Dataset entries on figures
--- Begin ---
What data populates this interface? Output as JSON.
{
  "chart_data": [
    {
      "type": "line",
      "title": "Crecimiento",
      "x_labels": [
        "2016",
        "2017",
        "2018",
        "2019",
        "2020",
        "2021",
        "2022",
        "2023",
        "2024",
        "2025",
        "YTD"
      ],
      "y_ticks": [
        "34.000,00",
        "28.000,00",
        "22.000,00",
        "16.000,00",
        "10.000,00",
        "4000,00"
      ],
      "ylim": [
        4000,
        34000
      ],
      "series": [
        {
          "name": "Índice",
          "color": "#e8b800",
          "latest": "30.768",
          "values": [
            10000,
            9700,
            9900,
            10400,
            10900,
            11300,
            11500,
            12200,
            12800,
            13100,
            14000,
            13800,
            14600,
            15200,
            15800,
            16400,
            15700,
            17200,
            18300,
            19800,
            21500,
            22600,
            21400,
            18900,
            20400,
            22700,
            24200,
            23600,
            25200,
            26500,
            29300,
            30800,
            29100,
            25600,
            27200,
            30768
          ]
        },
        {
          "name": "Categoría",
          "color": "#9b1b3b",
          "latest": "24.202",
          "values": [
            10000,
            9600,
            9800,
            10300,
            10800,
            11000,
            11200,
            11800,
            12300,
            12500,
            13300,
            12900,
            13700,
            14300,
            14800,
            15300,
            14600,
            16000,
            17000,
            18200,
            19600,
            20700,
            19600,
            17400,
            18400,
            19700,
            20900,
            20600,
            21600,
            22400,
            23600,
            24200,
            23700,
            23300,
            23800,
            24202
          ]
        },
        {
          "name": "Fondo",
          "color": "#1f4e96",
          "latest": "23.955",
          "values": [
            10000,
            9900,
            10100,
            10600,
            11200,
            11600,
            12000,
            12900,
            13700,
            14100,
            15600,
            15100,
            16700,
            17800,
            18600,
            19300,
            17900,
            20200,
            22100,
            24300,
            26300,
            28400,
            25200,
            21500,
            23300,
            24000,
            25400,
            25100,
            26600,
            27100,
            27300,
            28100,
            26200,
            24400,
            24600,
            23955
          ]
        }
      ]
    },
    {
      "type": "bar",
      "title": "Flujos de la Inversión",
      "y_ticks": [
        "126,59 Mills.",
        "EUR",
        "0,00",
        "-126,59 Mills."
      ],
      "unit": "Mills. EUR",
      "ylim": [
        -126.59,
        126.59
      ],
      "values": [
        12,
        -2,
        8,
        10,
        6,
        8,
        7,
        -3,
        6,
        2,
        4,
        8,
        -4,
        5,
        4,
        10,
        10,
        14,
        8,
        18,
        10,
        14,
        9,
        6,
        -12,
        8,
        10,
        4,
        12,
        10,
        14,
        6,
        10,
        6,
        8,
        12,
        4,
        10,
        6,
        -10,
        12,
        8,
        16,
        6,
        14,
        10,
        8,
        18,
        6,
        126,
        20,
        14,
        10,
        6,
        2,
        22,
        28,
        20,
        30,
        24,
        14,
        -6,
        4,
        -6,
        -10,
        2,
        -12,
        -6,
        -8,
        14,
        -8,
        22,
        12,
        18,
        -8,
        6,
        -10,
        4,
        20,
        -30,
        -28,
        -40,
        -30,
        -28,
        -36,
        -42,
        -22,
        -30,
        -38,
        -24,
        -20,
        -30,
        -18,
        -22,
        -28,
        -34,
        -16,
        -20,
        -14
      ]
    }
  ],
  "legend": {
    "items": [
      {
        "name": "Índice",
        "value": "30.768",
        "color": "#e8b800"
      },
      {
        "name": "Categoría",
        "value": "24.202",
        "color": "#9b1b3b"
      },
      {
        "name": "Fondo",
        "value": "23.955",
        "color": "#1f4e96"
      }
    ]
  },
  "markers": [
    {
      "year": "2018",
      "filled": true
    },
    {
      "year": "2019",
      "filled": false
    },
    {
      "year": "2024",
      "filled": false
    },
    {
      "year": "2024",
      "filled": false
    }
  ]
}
--- End ---
Reproduce every line above without error.

What data populates this interface? Output as JSON.
{
  "chart_data": [
    {
      "type": "line",
      "title": "Crecimiento",
      "x_labels": [
        "2016",
        "2017",
        "2018",
        "2019",
        "2020",
        "2021",
        "2022",
        "2023",
        "2024",
        "2025",
        "YTD"
      ],
      "y_ticks": [
        "34.000,00",
        "28.000,00",
        "22.000,00",
        "16.000,00",
        "10.000,00",
        "4000,00"
      ],
      "ylim": [
        4000,
        34000
      ],
      "series": [
        {
          "name": "Índice",
          "color": "#e8b800",
          "latest": "30.768",
          "values": [
            10000,
            9700,
            9900,
            10400,
            10900,
            11300,
            11500,
            12200,
            12800,
            13100,
            14000,
            13800,
            14600,
            15200,
            15800,
            16400,
            15700,
            17200,
            18300,
            19800,
            21500,
            22600,
            21400,
            18900,
            20400,
            22700,
            24200,
            23600,
            25200,
            26500,
            29300,
            30800,
            29100,
            25600,
            27200,
            30768
          ]
        },
        {
          "name": "Categoría",
          "color": "#9b1b3b",
          "latest": "24.202",
          "values": [
            10000,
            9600,
            9800,
            10300,
            10800,
            11000,
            11200,
            11800,
            12300,
            12500,
            13300,
            12900,
            13700,
            14300,
            14800,
            15300,
            14600,
            16000,
            17000,
            18200,
            19600,
            20700,
            19600,
            17400,
            18400,
            19700,
            20900,
            20600,
            21600,
            22400,
            23600,
            24200,
            23700,
            23300,
            23800,
            24202
          ]
        },
        {
          "name": "Fondo",
          "color": "#1f4e96",
          "latest": "23.955",
          "values": [
            10000,
            9900,
            10100,
            10600,
            11200,
            11600,
            12000,
            12900,
            13700,
            14100,
            15600,
            15100,
            16700,
            17800,
            18600,
            19300,
            17900,
            20200,
            22100,
            24300,
            26300,
            28400,
            25200,
            21500,
            23300,
            24000,
            25400,
            25100,
            26600,
            27100,
            27300,
            28100,
            26200,
            24400,
            24600,
            23955
          ]
        }
      ]
    },
    {
      "type": "bar",
      "title": "Flujos de la Inversión",
      "y_ticks": [
        "126,59 Mills.",
        "EUR",
        "0,00",
        "-126,59 Mills."
      ],
      "unit": "Mills. EUR",
      "ylim": [
        -126.59,
        126.59
      ],
      "values": [
        12,
        -2,
        8,
        10,
        6,
        8,
        7,
        -3,
        6,
        2,
        4,
        8,
        -4,
        5,
        4,
        10,
        10,
        14,
        8,
        18,
        10,
        14,
        9,
        6,
        -12,
        8,
        10,
        4,
        12,
        10,
        14,
        6,
        10,
        6,
        8,
        12,
        4,
        10,
        6,
        -10,
        12,
        8,
        16,
        6,
        14,
        10,
        8,
        18,
        6,
        126,
        20,
        14,
        10,
        6,
        2,
        22,
        28,
        20,
        30,
        24,
        14,
        -6,
        4,
        -6,
        -10,
        2,
        -12,
        -6,
        -8,
        14,
        -8,
        22,
        12,
        18,
        -8,
        6,
        -10,
        4,
        20,
        -30,
        -28,
        -40,
        -30,
        -28,
        -36,
        -42,
        -22,
        -30,
        -38,
        -24,
        -20,
        -30,
        -18,
        -22,
        -28,
        -34,
        -16,
        -20,
        -14
      ]
    }
  ],
  "legend": {
    "items": [
      {
        "name": "Índice",
        "value": "30.768",
        "color": "#e8b800"
      },
      {
        "name": "Categoría",
        "value": "24.202",
        "color": "#9b1b3b"
      },
      {
        "name": "Fondo",
        "value": "23.955",
        "color": "#1f4e96"
      }
    ]
  },
  "markers": [
    {
      "year": "2018",
      "filled": true
    },
    {
      "year": "2019",
      "filled": false
    },
    {
      "year": "2024",
      "filled": false
    },
    {
      "year": "2024",
      "filled": false
    }
  ]
}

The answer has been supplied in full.